> What is required
Write out the items word for word, from the first line down to and including the line that contains "bar — [1171, 727, 1176, 746]".
-*-*-
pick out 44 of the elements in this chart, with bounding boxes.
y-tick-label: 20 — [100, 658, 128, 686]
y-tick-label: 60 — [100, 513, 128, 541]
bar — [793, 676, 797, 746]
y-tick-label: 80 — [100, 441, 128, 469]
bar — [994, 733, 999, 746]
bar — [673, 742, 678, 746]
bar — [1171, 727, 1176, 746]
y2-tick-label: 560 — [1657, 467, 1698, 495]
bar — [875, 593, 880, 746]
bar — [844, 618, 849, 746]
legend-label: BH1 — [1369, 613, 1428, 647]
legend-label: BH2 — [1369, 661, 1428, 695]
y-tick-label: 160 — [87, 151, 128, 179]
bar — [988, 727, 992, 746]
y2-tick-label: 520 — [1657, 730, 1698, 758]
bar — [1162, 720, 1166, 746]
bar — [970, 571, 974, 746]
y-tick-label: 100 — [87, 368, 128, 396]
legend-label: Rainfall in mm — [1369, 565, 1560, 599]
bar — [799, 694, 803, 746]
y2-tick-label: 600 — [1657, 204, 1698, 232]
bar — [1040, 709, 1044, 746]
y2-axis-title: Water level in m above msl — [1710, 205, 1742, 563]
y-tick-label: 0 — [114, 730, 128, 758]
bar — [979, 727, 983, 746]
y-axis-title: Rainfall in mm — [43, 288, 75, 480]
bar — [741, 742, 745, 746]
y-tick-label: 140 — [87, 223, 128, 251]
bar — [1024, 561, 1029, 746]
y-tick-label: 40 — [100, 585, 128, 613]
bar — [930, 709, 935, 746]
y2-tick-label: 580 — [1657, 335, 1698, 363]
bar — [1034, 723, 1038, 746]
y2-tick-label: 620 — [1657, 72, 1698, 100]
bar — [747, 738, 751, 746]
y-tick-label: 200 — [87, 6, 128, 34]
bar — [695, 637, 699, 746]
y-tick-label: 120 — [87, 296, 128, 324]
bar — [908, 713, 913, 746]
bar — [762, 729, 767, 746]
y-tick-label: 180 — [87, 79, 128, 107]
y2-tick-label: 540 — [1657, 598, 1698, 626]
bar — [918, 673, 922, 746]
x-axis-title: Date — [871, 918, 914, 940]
-*-*-
> Complete answer
pick out 44 of the elements in this chart, with bounding boxes.
y-tick-label: 20 — [100, 658, 128, 686]
y-tick-label: 60 — [100, 513, 128, 541]
bar — [793, 676, 797, 746]
y-tick-label: 80 — [100, 441, 128, 469]
bar — [994, 733, 999, 746]
bar — [673, 742, 678, 746]
bar — [1171, 727, 1176, 746]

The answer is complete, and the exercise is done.